• Given instruction
Copy every line that contains the string "amendment" from the entries below.

• Supplied records
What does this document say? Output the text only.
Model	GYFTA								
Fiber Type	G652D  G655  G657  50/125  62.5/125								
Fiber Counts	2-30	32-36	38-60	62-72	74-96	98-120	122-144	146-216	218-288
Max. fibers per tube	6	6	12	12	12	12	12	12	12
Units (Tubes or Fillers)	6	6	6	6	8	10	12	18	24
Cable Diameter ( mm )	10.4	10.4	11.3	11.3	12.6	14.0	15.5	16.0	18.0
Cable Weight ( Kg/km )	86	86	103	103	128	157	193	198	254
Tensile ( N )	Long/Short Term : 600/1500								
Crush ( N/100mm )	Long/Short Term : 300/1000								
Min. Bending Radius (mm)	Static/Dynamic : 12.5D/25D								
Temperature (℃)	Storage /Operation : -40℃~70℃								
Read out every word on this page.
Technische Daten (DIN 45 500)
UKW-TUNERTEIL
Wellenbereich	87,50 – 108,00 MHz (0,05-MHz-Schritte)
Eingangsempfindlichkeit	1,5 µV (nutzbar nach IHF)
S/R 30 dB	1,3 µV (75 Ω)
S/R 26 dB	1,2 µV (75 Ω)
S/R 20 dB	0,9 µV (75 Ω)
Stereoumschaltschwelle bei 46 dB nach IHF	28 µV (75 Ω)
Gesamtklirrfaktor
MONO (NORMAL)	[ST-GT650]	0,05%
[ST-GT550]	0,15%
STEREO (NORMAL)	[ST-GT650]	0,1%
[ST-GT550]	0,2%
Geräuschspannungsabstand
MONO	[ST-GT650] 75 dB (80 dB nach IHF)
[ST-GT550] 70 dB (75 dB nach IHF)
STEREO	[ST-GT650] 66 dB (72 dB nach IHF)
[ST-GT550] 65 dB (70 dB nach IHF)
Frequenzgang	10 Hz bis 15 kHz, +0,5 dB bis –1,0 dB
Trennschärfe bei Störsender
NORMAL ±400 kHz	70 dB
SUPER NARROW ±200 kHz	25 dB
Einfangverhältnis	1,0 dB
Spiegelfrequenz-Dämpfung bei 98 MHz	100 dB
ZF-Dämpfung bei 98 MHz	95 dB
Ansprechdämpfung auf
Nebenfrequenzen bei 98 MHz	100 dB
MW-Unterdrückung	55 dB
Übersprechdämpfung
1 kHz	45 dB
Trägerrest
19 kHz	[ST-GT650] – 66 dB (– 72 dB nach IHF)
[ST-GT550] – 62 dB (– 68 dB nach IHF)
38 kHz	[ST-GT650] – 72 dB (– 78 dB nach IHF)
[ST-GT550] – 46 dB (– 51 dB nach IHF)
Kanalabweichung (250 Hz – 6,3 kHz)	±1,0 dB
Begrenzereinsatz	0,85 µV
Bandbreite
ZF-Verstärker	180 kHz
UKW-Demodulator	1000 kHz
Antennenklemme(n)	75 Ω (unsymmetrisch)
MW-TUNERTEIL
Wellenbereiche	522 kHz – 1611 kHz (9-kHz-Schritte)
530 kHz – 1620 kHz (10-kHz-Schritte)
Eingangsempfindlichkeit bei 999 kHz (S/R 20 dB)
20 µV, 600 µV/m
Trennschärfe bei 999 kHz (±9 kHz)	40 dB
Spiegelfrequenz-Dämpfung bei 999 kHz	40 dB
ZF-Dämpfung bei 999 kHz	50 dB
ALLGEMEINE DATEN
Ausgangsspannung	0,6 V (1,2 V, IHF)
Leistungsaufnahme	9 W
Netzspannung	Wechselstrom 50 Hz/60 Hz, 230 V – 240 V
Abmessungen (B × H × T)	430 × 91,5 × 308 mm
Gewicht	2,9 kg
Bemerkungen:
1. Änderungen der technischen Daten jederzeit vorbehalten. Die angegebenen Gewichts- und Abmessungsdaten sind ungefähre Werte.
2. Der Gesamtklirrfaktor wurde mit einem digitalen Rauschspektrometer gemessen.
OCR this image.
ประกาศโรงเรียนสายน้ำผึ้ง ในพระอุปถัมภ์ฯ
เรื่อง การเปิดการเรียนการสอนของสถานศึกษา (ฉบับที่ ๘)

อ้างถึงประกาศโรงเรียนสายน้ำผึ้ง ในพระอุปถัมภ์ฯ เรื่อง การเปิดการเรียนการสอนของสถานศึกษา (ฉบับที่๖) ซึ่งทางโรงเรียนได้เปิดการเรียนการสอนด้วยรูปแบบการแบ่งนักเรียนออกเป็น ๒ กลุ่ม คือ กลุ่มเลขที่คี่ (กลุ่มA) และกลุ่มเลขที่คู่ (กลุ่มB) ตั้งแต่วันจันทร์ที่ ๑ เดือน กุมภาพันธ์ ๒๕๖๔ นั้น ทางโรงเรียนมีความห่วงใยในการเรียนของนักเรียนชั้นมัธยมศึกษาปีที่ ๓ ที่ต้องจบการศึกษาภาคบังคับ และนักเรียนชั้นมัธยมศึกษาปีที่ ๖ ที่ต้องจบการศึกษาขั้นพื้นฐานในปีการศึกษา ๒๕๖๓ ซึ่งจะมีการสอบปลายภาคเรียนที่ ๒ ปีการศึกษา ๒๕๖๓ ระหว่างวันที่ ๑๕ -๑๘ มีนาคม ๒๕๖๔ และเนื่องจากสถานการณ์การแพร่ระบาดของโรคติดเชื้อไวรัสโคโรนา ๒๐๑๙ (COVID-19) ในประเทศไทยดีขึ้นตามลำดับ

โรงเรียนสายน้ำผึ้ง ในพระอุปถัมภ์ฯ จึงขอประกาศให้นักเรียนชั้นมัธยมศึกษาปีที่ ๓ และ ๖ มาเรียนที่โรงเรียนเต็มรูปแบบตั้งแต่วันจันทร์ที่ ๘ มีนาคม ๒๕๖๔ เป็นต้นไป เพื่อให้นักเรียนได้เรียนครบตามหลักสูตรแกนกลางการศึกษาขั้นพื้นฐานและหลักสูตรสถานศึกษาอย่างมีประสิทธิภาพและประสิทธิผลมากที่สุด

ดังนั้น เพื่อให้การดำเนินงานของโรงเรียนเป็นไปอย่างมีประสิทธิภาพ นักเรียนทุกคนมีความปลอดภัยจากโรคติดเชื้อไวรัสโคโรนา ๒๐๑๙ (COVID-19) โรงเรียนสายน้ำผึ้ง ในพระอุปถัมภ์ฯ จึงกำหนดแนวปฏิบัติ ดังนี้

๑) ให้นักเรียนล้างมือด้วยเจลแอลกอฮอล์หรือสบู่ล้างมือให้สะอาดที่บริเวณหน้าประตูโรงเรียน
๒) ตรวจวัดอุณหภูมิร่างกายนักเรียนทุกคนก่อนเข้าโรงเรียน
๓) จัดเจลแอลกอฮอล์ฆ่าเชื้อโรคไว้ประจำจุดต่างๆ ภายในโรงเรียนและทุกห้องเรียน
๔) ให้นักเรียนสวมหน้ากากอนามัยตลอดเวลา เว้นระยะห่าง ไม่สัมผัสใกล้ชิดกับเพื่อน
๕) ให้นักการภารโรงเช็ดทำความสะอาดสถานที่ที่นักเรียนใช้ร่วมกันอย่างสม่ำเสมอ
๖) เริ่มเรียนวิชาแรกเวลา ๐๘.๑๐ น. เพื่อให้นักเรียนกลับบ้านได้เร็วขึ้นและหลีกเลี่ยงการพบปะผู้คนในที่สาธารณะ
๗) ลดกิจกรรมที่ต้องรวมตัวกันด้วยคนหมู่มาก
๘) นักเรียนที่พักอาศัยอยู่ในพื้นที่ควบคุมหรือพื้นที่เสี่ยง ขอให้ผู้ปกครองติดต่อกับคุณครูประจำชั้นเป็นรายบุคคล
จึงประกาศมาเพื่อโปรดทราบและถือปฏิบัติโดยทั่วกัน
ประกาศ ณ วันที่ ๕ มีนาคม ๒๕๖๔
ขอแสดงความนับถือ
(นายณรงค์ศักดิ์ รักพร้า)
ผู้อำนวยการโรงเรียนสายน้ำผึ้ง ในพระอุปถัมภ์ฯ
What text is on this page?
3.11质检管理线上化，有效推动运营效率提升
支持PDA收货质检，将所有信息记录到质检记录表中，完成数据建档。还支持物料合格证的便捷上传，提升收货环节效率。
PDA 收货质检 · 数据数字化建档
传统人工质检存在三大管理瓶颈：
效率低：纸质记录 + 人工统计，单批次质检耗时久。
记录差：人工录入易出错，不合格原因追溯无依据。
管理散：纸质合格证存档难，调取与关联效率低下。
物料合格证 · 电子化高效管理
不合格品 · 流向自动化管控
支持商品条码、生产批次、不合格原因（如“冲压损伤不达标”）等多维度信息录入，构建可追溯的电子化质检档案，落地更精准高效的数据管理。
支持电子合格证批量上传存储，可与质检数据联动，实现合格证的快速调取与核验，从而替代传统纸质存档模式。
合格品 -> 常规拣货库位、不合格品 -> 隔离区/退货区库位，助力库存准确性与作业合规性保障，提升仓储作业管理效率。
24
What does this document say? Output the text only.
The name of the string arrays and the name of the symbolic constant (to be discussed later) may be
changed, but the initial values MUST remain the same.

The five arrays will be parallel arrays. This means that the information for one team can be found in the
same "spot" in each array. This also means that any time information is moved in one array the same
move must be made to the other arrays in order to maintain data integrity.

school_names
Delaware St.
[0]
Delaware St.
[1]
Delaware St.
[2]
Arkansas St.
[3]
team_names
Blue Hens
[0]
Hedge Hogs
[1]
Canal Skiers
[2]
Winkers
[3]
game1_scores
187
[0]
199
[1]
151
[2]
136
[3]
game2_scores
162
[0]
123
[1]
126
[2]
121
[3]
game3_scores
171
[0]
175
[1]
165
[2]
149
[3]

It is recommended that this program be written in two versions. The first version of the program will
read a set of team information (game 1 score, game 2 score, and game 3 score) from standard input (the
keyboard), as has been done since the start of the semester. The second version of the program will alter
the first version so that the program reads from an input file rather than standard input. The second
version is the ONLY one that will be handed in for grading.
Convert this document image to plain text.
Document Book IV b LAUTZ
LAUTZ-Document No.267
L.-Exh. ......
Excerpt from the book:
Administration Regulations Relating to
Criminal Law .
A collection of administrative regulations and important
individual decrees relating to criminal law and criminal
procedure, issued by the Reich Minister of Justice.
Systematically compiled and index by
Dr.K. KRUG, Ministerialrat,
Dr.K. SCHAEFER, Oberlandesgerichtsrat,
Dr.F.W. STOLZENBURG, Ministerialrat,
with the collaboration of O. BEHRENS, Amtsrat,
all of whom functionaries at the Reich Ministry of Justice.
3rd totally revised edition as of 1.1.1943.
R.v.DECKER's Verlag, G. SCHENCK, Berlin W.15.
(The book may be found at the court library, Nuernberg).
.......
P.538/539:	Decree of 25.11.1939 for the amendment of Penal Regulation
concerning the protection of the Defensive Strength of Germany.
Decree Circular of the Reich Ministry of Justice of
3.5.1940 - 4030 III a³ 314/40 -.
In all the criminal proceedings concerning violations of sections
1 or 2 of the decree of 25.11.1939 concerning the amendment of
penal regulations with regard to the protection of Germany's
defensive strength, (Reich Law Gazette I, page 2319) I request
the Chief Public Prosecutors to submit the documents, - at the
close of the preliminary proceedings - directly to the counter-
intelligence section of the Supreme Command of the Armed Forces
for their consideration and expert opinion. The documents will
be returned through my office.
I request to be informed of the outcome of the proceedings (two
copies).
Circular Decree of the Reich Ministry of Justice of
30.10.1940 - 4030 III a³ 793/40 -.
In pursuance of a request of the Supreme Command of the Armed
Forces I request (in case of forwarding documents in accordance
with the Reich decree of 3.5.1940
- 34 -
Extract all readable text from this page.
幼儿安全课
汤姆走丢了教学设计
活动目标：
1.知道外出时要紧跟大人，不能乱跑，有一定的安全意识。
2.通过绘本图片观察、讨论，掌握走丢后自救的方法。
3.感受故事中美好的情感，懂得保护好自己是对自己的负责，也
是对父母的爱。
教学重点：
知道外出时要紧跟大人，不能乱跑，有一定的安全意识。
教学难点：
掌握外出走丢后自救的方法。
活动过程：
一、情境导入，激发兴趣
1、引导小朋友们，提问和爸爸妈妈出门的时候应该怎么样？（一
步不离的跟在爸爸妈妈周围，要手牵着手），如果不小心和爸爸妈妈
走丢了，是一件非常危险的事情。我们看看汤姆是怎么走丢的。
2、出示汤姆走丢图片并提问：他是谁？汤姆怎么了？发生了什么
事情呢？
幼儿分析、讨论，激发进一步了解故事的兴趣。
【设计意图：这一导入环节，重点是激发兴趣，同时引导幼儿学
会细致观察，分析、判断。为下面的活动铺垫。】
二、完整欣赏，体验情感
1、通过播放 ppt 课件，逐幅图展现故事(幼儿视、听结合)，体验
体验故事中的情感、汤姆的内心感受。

• Reply to the exercise
P.538/539:	Decree of 25.11.1939 for the amendment of Penal Regulation
1 or 2 of the decree of 25.11.1939 concerning the amendment of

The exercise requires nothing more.